● **REQUIRED TASK**:
The data below should be restated word for word, with every picture omitted.

Excerpts from a figure dataset
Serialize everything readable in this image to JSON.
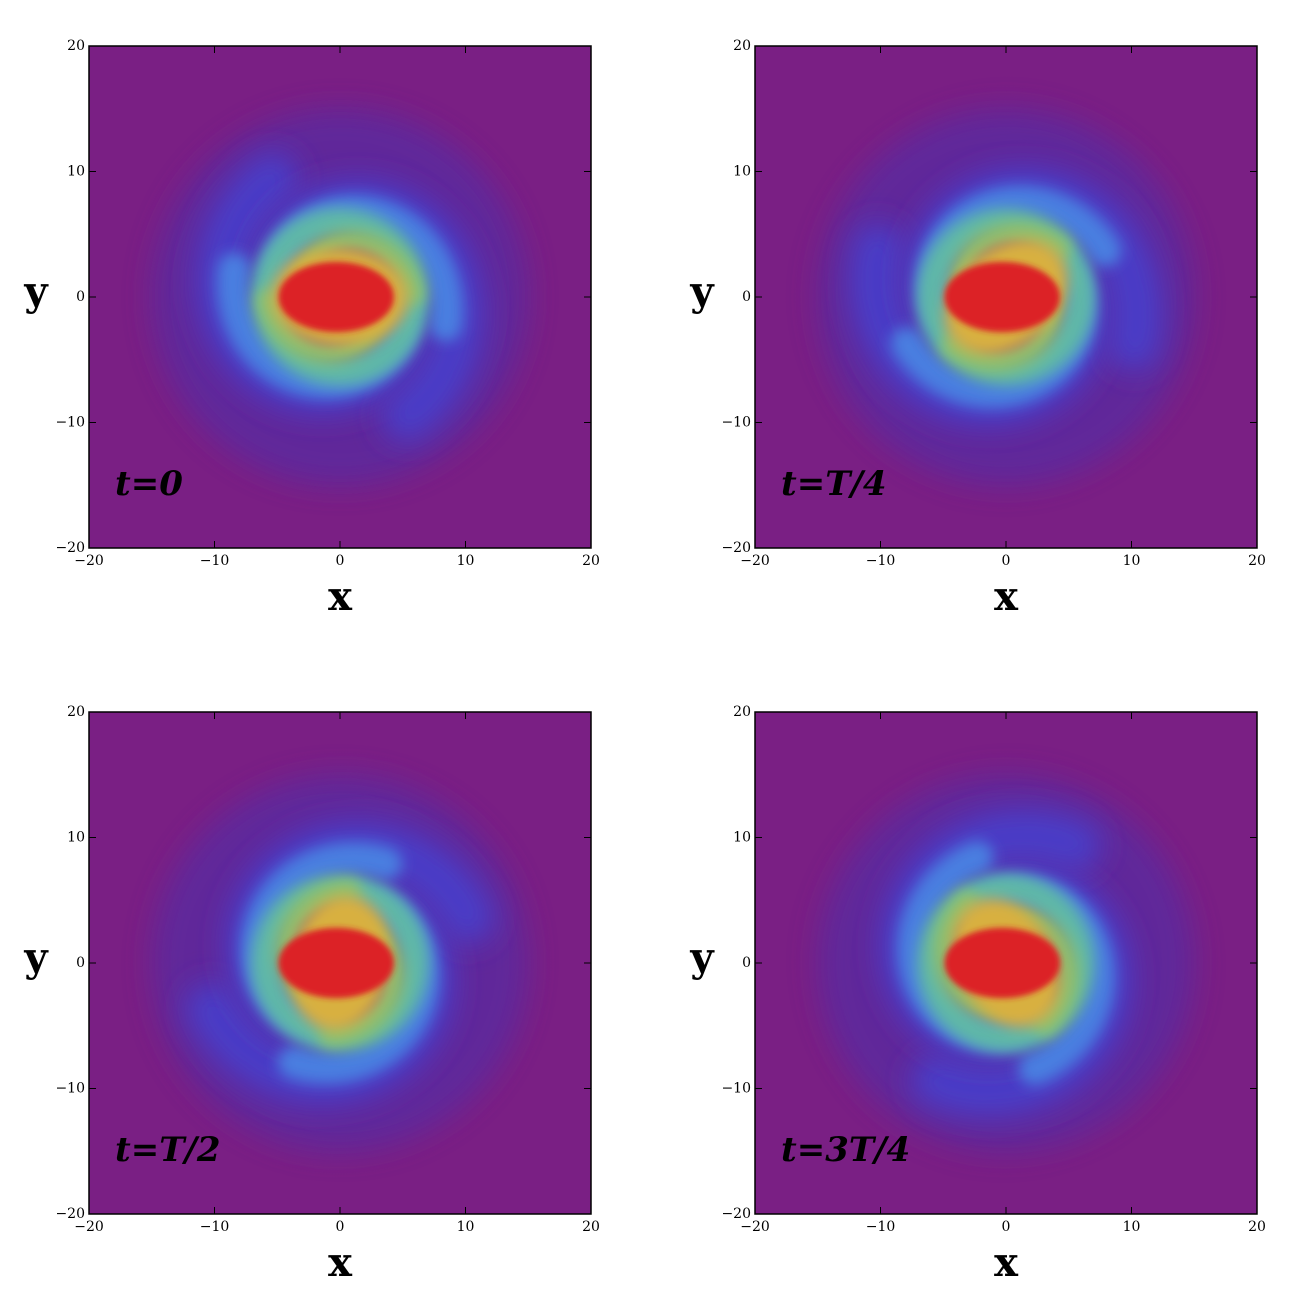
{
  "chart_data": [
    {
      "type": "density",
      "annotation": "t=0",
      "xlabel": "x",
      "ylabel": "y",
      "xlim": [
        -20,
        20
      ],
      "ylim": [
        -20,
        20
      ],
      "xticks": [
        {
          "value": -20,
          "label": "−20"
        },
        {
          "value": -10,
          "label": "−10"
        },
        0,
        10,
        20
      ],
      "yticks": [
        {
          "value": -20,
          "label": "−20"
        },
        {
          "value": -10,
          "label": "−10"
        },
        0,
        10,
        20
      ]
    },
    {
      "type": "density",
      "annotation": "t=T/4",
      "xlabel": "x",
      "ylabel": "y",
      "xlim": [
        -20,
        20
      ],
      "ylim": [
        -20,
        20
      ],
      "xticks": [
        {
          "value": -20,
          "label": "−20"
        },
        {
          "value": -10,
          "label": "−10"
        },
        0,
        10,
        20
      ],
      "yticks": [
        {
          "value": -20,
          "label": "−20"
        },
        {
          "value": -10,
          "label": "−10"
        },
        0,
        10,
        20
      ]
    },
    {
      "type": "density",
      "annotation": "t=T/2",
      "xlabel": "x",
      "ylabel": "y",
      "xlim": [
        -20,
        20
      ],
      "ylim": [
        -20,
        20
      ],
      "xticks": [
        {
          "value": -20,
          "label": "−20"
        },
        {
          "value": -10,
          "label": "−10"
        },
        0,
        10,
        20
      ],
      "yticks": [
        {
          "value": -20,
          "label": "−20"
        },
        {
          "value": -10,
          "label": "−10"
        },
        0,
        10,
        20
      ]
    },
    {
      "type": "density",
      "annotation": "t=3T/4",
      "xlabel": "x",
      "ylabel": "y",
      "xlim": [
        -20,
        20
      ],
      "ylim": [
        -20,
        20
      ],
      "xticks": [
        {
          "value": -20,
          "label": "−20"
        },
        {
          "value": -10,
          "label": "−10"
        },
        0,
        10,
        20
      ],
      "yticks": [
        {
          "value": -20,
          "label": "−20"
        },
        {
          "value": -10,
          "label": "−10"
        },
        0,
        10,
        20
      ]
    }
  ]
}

● **SOLUTION TO THIS TASK**:
Serialize everything readable in this image to JSON.
{
  "chart_data": [
    {
      "type": "density",
      "annotation": "t=0",
      "xlabel": "x",
      "ylabel": "y",
      "xlim": [
        -20,
        20
      ],
      "ylim": [
        -20,
        20
      ],
      "xticks": [
        {
          "value": -20,
          "label": "−20"
        },
        {
          "value": -10,
          "label": "−10"
        },
        0,
        10,
        20
      ],
      "yticks": [
        {
          "value": -20,
          "label": "−20"
        },
        {
          "value": -10,
          "label": "−10"
        },
        0,
        10,
        20
      ]
    },
    {
      "type": "density",
      "annotation": "t=T/4",
      "xlabel": "x",
      "ylabel": "y",
      "xlim": [
        -20,
        20
      ],
      "ylim": [
        -20,
        20
      ],
      "xticks": [
        {
          "value": -20,
          "label": "−20"
        },
        {
          "value": -10,
          "label": "−10"
        },
        0,
        10,
        20
      ],
      "yticks": [
        {
          "value": -20,
          "label": "−20"
        },
        {
          "value": -10,
          "label": "−10"
        },
        0,
        10,
        20
      ]
    },
    {
      "type": "density",
      "annotation": "t=T/2",
      "xlabel": "x",
      "ylabel": "y",
      "xlim": [
        -20,
        20
      ],
      "ylim": [
        -20,
        20
      ],
      "xticks": [
        {
          "value": -20,
          "label": "−20"
        },
        {
          "value": -10,
          "label": "−10"
        },
        0,
        10,
        20
      ],
      "yticks": [
        {
          "value": -20,
          "label": "−20"
        },
        {
          "value": -10,
          "label": "−10"
        },
        0,
        10,
        20
      ]
    },
    {
      "type": "density",
      "annotation": "t=3T/4",
      "xlabel": "x",
      "ylabel": "y",
      "xlim": [
        -20,
        20
      ],
      "ylim": [
        -20,
        20
      ],
      "xticks": [
        {
          "value": -20,
          "label": "−20"
        },
        {
          "value": -10,
          "label": "−10"
        },
        0,
        10,
        20
      ],
      "yticks": [
        {
          "value": -20,
          "label": "−20"
        },
        {
          "value": -10,
          "label": "−10"
        },
        0,
        10,
        20
      ]
    }
  ]
}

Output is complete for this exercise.